* **PROBLEMS TO WORK ON**
A. Set down the passage of the Kafka configuration logging text between "Kafka configuration logging" and "Connector to stdout.", inclusive, with every word unchanged.
B. Take the text on Kafka configuration logging further, picking up after its final sentence.

* **DOCUMENT EXCERPT**
□ □ □ □

Kafka configuration logging

The logging of the Kafka Message Broker Connector plugin is handled by a Kafka library. As a result, you cannot simply change the log level from INFO to DEBUG when the plugin is not working and you want to inspect the effective configuration.

As a workaround, you can log the final resolved configuration properties of the Kafka Message Broker Connector to stdout.

□ □ □ □

* **ENTRIES SUPPLIED**

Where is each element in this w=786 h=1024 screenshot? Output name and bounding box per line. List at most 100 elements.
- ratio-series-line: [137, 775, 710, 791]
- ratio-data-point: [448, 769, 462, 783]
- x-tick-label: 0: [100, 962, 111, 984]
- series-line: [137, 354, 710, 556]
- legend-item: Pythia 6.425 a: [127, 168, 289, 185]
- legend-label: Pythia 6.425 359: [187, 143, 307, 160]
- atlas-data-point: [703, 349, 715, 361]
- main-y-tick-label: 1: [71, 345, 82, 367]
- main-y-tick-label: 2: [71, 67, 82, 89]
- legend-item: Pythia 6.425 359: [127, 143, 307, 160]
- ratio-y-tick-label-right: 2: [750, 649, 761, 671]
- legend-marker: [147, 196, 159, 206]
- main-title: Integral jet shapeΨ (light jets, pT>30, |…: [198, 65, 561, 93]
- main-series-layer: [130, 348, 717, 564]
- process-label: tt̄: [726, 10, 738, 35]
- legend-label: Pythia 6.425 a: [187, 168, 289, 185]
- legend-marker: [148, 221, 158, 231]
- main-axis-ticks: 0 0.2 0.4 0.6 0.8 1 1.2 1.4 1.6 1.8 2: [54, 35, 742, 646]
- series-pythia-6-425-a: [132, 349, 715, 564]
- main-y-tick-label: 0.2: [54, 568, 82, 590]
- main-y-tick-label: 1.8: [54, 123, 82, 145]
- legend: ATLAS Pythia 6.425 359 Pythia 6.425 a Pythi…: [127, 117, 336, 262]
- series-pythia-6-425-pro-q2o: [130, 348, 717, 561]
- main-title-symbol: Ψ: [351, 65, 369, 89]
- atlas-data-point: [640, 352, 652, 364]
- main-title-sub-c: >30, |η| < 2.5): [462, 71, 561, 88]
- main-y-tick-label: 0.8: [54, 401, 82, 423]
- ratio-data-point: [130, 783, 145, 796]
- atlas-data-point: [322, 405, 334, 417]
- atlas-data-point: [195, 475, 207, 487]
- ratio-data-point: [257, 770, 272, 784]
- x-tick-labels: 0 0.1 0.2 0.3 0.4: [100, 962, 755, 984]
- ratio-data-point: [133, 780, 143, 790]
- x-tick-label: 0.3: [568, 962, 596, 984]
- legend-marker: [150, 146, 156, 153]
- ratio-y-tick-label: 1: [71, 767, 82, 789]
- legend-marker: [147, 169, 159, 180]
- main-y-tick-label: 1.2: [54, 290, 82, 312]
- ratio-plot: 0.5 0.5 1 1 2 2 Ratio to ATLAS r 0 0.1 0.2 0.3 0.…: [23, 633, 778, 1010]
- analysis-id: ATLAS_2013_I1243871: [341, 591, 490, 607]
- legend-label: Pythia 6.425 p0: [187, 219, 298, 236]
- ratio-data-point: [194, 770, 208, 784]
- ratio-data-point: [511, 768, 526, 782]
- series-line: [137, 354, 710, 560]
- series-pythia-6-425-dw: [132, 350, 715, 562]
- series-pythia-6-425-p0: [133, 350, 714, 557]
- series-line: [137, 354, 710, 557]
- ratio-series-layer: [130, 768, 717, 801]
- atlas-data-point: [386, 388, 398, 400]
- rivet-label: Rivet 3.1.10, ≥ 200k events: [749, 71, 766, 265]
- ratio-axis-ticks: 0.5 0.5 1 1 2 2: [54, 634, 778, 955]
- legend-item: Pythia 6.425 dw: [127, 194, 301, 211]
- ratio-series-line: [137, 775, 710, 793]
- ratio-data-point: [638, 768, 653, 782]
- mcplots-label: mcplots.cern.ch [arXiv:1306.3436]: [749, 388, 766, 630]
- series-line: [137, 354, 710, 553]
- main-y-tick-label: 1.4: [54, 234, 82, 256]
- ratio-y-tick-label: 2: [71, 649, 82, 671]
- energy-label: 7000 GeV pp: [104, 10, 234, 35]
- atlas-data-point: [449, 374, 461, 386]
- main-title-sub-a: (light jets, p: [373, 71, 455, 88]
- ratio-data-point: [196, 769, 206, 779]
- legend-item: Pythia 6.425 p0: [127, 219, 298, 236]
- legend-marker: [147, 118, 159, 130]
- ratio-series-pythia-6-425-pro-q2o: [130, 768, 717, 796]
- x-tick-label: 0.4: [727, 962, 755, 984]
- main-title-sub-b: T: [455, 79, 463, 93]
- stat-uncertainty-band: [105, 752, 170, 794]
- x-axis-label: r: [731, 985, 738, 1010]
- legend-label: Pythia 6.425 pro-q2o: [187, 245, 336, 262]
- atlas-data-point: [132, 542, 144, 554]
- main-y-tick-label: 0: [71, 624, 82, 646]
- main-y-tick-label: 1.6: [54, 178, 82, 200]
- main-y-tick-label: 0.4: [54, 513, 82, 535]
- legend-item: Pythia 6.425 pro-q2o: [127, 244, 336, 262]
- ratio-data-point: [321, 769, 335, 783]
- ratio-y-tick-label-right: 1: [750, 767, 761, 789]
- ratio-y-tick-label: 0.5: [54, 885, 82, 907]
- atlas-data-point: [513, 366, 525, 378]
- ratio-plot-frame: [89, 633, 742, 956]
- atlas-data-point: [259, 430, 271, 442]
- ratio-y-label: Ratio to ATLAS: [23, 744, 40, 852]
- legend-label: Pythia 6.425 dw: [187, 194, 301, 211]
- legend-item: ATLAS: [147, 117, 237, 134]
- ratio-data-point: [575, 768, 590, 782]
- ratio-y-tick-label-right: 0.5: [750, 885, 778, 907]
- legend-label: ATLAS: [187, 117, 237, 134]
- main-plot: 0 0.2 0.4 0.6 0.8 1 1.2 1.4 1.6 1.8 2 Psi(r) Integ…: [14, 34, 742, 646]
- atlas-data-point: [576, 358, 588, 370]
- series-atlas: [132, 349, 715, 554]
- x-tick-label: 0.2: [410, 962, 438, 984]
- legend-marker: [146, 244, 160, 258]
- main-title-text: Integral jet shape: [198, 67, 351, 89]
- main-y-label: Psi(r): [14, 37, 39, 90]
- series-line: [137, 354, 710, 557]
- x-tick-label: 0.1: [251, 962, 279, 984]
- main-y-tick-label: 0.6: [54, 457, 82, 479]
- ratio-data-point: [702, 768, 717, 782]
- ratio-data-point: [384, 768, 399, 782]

□ □ □ □

* **ANSWERS TO THE EXERCISES**
A.
Kafka configuration logging

The logging of the Kafka Message Broker Connector plugin is handled by a Kafka library. As a result, you cannot simply change the log level from INFO to DEBUG when the plugin is not working and you want to inspect the effective configuration.

As a workaround, you can log the final resolved configuration properties of the Kafka Message Broker Connector to stdout.

B.
To do this, add the following logger to instances/auth/log4j/all-modules.xml:

<Logger name="org.apache.kafka.common.config.AbstractConfig" additivity="false" level="INFO">
    <AppenderRef ref="CONSOLE"/>
</Logger>

This causes Kafka to print all effective producer configuration values (including resolved defaults) at INFO level.

The output is produced in the following situations:

  • When the first event is sent via the Kafka Message Broker.
  • When the testlet of the Kafka Message Broker Connector plugin is executed.